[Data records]
----------------------------------------

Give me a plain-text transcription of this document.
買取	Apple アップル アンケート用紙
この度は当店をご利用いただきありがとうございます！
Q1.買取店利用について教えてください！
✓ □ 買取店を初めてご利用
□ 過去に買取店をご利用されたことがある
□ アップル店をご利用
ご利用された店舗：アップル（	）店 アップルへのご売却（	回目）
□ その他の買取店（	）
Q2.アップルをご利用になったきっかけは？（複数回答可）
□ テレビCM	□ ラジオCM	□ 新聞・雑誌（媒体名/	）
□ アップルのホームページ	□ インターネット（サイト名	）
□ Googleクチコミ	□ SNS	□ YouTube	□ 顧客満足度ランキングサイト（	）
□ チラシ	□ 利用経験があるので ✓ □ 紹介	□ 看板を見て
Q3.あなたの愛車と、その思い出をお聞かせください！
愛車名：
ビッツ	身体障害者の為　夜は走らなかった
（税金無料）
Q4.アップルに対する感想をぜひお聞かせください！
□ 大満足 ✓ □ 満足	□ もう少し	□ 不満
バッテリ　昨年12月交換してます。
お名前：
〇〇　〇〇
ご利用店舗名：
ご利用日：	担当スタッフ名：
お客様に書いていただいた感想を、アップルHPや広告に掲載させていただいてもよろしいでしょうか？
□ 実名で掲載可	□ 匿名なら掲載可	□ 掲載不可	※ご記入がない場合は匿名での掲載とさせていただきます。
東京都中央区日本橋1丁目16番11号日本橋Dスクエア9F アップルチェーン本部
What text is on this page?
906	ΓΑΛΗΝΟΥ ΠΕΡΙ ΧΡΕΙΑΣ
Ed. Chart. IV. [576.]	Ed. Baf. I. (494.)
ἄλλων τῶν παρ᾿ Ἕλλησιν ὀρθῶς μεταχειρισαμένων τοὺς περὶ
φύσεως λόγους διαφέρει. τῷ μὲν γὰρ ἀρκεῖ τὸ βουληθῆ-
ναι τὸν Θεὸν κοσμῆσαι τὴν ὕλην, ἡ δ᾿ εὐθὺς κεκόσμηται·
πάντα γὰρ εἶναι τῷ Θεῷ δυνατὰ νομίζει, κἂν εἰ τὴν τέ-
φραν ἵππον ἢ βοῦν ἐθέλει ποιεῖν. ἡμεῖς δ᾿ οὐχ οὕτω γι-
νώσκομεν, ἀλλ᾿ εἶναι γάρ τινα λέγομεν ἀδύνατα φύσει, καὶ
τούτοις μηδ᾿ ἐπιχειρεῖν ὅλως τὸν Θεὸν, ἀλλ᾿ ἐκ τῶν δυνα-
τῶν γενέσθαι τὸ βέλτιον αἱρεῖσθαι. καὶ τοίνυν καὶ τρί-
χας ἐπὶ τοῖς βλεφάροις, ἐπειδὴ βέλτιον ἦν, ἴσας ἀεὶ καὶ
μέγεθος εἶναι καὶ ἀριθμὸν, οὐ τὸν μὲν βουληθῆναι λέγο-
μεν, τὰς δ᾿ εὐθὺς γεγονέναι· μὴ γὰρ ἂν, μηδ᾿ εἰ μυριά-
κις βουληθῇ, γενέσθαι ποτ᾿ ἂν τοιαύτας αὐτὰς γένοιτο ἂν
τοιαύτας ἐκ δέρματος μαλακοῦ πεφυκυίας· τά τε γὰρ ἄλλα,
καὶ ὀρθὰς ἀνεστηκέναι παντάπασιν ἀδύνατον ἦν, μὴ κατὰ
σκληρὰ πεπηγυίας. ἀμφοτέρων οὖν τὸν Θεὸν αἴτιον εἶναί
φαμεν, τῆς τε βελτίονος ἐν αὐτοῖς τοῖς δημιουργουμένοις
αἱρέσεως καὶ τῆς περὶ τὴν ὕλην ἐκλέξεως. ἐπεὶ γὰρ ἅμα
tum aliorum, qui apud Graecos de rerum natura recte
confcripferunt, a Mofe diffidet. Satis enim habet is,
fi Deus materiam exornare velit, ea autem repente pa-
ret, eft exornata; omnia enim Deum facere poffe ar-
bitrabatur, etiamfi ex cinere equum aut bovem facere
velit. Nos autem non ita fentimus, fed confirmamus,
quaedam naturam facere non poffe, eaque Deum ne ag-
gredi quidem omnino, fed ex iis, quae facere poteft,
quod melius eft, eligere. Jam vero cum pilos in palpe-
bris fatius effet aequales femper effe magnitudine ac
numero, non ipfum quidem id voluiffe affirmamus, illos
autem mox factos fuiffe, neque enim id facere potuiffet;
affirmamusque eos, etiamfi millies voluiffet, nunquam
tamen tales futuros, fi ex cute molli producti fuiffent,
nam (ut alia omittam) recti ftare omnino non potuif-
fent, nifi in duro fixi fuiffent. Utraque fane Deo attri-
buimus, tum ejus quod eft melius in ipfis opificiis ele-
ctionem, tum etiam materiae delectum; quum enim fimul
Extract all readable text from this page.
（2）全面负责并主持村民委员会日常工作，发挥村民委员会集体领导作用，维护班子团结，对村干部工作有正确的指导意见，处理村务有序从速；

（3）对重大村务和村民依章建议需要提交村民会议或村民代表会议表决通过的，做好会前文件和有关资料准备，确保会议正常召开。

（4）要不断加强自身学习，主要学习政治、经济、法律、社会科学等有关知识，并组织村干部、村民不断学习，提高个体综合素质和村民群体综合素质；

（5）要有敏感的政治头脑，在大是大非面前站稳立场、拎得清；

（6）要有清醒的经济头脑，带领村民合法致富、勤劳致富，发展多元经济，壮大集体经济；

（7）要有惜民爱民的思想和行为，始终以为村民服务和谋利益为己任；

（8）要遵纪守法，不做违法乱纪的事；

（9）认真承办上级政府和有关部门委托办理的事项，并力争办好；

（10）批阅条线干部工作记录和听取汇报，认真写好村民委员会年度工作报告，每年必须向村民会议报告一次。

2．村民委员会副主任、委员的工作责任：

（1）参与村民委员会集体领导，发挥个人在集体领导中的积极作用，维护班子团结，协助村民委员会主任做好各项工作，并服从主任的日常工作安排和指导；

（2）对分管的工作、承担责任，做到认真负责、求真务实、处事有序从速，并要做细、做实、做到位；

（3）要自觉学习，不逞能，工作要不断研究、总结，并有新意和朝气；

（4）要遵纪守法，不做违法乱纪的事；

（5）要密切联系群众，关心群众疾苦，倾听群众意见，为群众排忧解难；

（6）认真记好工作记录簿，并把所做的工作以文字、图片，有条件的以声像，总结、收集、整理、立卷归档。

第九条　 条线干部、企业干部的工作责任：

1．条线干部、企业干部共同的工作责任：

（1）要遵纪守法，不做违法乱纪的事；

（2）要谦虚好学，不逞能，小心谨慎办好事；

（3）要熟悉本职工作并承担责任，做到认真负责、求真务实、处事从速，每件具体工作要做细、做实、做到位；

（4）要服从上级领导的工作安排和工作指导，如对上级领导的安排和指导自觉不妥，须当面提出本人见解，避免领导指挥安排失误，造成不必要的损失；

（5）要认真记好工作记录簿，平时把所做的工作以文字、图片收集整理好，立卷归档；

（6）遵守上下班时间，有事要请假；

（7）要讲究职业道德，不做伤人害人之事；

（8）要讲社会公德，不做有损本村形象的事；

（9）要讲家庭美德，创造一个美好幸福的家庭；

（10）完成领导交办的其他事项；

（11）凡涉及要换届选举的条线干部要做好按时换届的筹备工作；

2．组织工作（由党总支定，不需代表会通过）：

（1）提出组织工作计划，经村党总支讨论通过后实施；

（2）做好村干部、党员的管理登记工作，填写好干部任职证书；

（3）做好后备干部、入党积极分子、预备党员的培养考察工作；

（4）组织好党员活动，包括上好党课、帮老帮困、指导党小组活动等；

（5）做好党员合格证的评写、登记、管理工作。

----------------------------------------

**EXERCISE TASK:** Exactly reproduce every line of the records.

**WRITTEN SOLUTION:**
Give me a plain-text transcription of this document.
買取	Apple アップル アンケート用紙
この度は当店をご利用いただきありがとうございます！
Q1.買取店利用について教えてください！
✓ □ 買取店を初めてご利用
□ 過去に買取店をご利用されたことがある
□ アップル店をご利用
ご利用された店舗：アップル（	）店 アップルへのご売却（	回目）
□ その他の買取店（	）
Q2.アップルをご利用になったきっかけは？（複数回答可）
□ テレビCM	□ ラジオCM	□ 新聞・雑誌（媒体名/	）
□ アップルのホームページ	□ インターネット（サイト名	）
□ Googleクチコミ	□ SNS	□ YouTube	□ 顧客満足度ランキングサイト（	）
□ チラシ	□ 利用経験があるので ✓ □ 紹介	□ 看板を見て
Q3.あなたの愛車と、その思い出をお聞かせください！
愛車名：
ビッツ	身体障害者の為　夜は走らなかった
（税金無料）
Q4.アップルに対する感想をぜひお聞かせください！
□ 大満足 ✓ □ 満足	□ もう少し	□ 不満
バッテリ　昨年12月交換してます。
お名前：
〇〇　〇〇
ご利用店舗名：
ご利用日：	担当スタッフ名：
お客様に書いていただいた感想を、アップルHPや広告に掲載させていただいてもよろしいでしょうか？
□ 実名で掲載可	□ 匿名なら掲載可	□ 掲載不可	※ご記入がない場合は匿名での掲載とさせていただきます。
東京都中央区日本橋1丁目16番11号日本橋Dスクエア9F アップルチェーン本部
What text is on this page?
906	ΓΑΛΗΝΟΥ ΠΕΡΙ ΧΡΕΙΑΣ
Ed. Chart. IV. [576.]	Ed. Baf. I. (494.)
ἄλλων τῶν παρ᾿ Ἕλλησιν ὀρθῶς μεταχειρισαμένων τοὺς περὶ
φύσεως λόγους διαφέρει. τῷ μὲν γὰρ ἀρκεῖ τὸ βουληθῆ-
ναι τὸν Θεὸν κοσμῆσαι τὴν ὕλην, ἡ δ᾿ εὐθὺς κεκόσμηται·
πάντα γὰρ εἶναι τῷ Θεῷ δυνατὰ νομίζει, κἂν εἰ τὴν τέ-
φραν ἵππον ἢ βοῦν ἐθέλει ποιεῖν. ἡμεῖς δ᾿ οὐχ οὕτω γι-
νώσκομεν, ἀλλ᾿ εἶναι γάρ τινα λέγομεν ἀδύνατα φύσει, καὶ
τούτοις μηδ᾿ ἐπιχειρεῖν ὅλως τὸν Θεὸν, ἀλλ᾿ ἐκ τῶν δυνα-
τῶν γενέσθαι τὸ βέλτιον αἱρεῖσθαι. καὶ τοίνυν καὶ τρί-
χας ἐπὶ τοῖς βλεφάροις, ἐπειδὴ βέλτιον ἦν, ἴσας ἀεὶ καὶ
μέγεθος εἶναι καὶ ἀριθμὸν, οὐ τὸν μὲν βουληθῆναι λέγο-
μεν, τὰς δ᾿ εὐθὺς γεγονέναι· μὴ γὰρ ἂν, μηδ᾿ εἰ μυριά-
κις βουληθῇ, γενέσθαι ποτ᾿ ἂν τοιαύτας αὐτὰς γένοιτο ἂν
τοιαύτας ἐκ δέρματος μαλακοῦ πεφυκυίας· τά τε γὰρ ἄλλα,
καὶ ὀρθὰς ἀνεστηκέναι παντάπασιν ἀδύνατον ἦν, μὴ κατὰ
σκληρὰ πεπηγυίας. ἀμφοτέρων οὖν τὸν Θεὸν αἴτιον εἶναί
φαμεν, τῆς τε βελτίονος ἐν αὐτοῖς τοῖς δημιουργουμένοις
αἱρέσεως καὶ τῆς περὶ τὴν ὕλην ἐκλέξεως. ἐπεὶ γὰρ ἅμα
tum aliorum, qui apud Graecos de rerum natura recte
confcripferunt, a Mofe diffidet. Satis enim habet is,
fi Deus materiam exornare velit, ea autem repente pa-
ret, eft exornata; omnia enim Deum facere poffe ar-
bitrabatur, etiamfi ex cinere equum aut bovem facere
velit. Nos autem non ita fentimus, fed confirmamus,
quaedam naturam facere non poffe, eaque Deum ne ag-
gredi quidem omnino, fed ex iis, quae facere poteft,
quod melius eft, eligere. Jam vero cum pilos in palpe-
bris fatius effet aequales femper effe magnitudine ac
numero, non ipfum quidem id voluiffe affirmamus, illos
autem mox factos fuiffe, neque enim id facere potuiffet;
affirmamusque eos, etiamfi millies voluiffet, nunquam
tamen tales futuros, fi ex cute molli producti fuiffent,
nam (ut alia omittam) recti ftare omnino non potuif-
fent, nifi in duro fixi fuiffent. Utraque fane Deo attri-
buimus, tum ejus quod eft melius in ipfis opificiis ele-
ctionem, tum etiam materiae delectum; quum enim fimul
Extract all readable text from this page.
（2）全面负责并主持村民委员会日常工作，发挥村民委员会集体领导作用，维护班子团结，对村干部工作有正确的指导意见，处理村务有序从速；

（3）对重大村务和村民依章建议需要提交村民会议或村民代表会议表决通过的，做好会前文件和有关资料准备，确保会议正常召开。

（4）要不断加强自身学习，主要学习政治、经济、法律、社会科学等有关知识，并组织村干部、村民不断学习，提高个体综合素质和村民群体综合素质；

（5）要有敏感的政治头脑，在大是大非面前站稳立场、拎得清；

（6）要有清醒的经济头脑，带领村民合法致富、勤劳致富，发展多元经济，壮大集体经济；

（7）要有惜民爱民的思想和行为，始终以为村民服务和谋利益为己任；

（8）要遵纪守法，不做违法乱纪的事；

（9）认真承办上级政府和有关部门委托办理的事项，并力争办好；

（10）批阅条线干部工作记录和听取汇报，认真写好村民委员会年度工作报告，每年必须向村民会议报告一次。

2．村民委员会副主任、委员的工作责任：

（1）参与村民委员会集体领导，发挥个人在集体领导中的积极作用，维护班子团结，协助村民委员会主任做好各项工作，并服从主任的日常工作安排和指导；

（2）对分管的工作、承担责任，做到认真负责、求真务实、处事有序从速，并要做细、做实、做到位；

（3）要自觉学习，不逞能，工作要不断研究、总结，并有新意和朝气；

（4）要遵纪守法，不做违法乱纪的事；

（5）要密切联系群众，关心群众疾苦，倾听群众意见，为群众排忧解难；

（6）认真记好工作记录簿，并把所做的工作以文字、图片，有条件的以声像，总结、收集、整理、立卷归档。

第九条　 条线干部、企业干部的工作责任：

1．条线干部、企业干部共同的工作责任：

（1）要遵纪守法，不做违法乱纪的事；

（2）要谦虚好学，不逞能，小心谨慎办好事；

（3）要熟悉本职工作并承担责任，做到认真负责、求真务实、处事从速，每件具体工作要做细、做实、做到位；

（4）要服从上级领导的工作安排和工作指导，如对上级领导的安排和指导自觉不妥，须当面提出本人见解，避免领导指挥安排失误，造成不必要的损失；

（5）要认真记好工作记录簿，平时把所做的工作以文字、图片收集整理好，立卷归档；

（6）遵守上下班时间，有事要请假；

（7）要讲究职业道德，不做伤人害人之事；

（8）要讲社会公德，不做有损本村形象的事；

（9）要讲家庭美德，创造一个美好幸福的家庭；

（10）完成领导交办的其他事项；

（11）凡涉及要换届选举的条线干部要做好按时换届的筹备工作；

2．组织工作（由党总支定，不需代表会通过）：

（1）提出组织工作计划，经村党总支讨论通过后实施；

（2）做好村干部、党员的管理登记工作，填写好干部任职证书；

（3）做好后备干部、入党积极分子、预备党员的培养考察工作；

（4）组织好党员活动，包括上好党课、帮老帮困、指导党小组活动等；

（5）做好党员合格证的评写、登记、管理工作。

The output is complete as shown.